■ Task to complete: Locate and copy each line in the data that contains the word "ОЗЕРО".

Dataset items
## START
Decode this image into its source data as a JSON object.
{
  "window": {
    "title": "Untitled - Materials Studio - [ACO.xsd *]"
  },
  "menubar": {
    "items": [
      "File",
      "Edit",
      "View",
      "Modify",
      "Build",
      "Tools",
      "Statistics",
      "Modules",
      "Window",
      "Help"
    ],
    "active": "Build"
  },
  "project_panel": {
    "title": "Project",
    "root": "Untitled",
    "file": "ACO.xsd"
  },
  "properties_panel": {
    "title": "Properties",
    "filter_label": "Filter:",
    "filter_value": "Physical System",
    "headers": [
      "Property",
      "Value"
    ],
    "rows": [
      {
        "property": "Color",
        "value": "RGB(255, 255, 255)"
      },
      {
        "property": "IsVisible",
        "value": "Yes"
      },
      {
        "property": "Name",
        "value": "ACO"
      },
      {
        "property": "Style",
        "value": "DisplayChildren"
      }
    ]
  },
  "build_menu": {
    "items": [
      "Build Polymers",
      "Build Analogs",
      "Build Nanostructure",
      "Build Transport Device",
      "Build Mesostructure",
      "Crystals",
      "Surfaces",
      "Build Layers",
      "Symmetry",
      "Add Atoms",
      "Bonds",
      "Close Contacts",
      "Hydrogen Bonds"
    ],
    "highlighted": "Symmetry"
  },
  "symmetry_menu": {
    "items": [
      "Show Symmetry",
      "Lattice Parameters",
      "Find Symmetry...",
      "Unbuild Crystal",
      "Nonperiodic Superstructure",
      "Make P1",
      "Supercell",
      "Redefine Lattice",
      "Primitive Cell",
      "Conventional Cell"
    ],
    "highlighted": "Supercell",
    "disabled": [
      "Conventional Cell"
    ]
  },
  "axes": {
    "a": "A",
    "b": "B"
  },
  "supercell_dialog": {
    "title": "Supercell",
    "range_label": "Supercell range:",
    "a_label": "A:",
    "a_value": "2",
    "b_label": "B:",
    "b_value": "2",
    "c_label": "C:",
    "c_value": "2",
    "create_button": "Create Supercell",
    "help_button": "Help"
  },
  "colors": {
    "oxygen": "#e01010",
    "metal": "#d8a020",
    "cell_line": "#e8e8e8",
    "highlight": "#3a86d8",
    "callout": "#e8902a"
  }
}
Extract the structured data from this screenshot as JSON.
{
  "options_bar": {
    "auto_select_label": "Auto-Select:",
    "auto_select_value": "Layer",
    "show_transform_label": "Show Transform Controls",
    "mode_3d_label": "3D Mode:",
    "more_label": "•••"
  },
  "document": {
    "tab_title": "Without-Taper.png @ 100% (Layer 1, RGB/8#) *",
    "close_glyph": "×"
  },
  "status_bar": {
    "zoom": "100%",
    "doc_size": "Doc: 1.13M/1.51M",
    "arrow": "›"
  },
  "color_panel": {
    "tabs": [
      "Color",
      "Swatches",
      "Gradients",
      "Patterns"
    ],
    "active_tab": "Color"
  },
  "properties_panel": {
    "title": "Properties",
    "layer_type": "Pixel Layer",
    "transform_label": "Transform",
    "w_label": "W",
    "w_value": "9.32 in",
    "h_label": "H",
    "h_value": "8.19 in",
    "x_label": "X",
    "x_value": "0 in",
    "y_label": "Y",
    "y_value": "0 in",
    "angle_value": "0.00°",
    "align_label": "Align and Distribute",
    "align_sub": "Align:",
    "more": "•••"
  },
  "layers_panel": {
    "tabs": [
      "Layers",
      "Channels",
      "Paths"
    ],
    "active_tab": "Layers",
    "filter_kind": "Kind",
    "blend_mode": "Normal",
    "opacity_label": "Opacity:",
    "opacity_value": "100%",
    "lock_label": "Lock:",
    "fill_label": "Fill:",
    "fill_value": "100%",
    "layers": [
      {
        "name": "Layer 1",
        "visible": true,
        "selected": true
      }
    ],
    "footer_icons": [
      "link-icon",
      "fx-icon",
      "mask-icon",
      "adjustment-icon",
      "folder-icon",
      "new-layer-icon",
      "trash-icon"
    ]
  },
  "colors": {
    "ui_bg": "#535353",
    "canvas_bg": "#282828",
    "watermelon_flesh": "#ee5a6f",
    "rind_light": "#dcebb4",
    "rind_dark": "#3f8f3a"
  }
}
## END
## START
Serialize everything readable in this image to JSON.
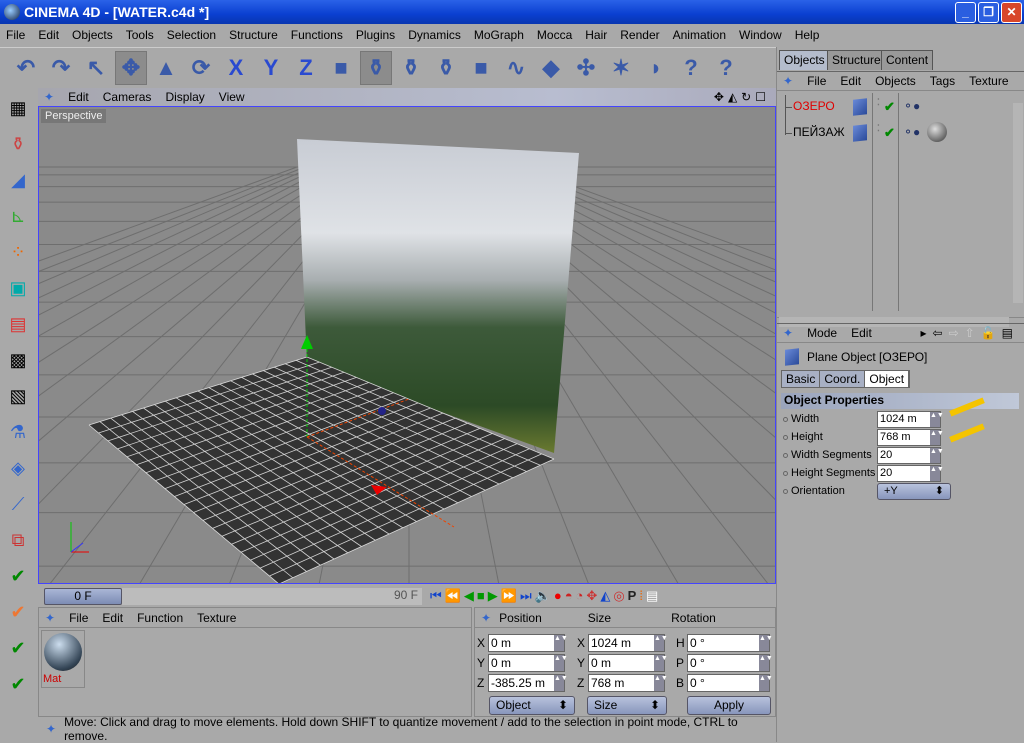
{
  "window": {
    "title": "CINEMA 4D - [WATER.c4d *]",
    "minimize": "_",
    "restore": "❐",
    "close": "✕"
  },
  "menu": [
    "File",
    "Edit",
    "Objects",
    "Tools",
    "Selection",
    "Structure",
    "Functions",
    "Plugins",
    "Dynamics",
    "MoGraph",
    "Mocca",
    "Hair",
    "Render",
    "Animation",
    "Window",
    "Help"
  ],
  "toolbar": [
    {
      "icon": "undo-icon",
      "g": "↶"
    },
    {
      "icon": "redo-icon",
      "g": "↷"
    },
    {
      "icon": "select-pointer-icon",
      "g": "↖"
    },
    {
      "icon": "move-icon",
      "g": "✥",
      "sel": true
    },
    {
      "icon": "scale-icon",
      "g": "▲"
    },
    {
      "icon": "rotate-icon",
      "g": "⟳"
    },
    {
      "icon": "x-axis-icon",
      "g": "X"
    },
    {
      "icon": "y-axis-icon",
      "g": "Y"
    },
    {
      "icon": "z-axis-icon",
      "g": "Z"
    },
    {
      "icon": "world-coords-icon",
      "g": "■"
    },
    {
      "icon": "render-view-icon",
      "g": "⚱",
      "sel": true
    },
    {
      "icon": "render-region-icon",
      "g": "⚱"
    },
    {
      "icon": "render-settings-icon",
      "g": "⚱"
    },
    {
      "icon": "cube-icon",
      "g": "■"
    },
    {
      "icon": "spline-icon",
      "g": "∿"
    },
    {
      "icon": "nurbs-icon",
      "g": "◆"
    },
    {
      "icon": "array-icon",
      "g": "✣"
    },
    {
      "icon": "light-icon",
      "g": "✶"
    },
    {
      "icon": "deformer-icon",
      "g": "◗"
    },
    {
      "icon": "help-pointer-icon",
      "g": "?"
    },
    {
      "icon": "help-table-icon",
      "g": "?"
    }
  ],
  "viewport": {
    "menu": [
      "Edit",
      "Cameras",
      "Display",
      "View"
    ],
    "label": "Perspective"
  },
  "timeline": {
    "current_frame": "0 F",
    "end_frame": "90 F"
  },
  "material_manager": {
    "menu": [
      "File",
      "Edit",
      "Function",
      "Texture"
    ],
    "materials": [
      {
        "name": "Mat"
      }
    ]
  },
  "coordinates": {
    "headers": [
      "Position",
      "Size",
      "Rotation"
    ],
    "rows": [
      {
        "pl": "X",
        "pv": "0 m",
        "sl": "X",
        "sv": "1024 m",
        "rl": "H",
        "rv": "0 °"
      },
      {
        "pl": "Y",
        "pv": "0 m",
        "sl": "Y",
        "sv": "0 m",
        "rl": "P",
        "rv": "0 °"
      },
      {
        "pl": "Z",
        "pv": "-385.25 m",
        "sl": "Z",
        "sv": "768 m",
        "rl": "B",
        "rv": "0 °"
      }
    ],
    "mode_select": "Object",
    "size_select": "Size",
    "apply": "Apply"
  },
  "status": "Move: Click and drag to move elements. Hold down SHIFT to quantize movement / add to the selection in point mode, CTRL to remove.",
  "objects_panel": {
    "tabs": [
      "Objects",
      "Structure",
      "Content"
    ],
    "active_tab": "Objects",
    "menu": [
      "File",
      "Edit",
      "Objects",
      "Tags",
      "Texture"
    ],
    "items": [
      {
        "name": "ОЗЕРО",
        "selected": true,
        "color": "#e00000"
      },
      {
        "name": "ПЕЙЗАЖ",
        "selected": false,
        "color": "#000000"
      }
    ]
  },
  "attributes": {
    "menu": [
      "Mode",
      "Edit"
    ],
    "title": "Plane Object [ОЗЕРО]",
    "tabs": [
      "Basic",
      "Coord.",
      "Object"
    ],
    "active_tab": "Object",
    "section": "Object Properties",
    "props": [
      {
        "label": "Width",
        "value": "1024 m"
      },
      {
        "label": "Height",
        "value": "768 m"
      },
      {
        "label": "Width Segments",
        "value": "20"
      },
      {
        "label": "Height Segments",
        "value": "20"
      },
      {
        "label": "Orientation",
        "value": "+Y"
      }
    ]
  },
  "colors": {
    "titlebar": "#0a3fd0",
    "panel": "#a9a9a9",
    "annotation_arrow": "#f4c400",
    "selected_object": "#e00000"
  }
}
## END
■ In response:
        "name": "ОЗЕРО",
    "title": "Plane Object [ОЗЕРО]",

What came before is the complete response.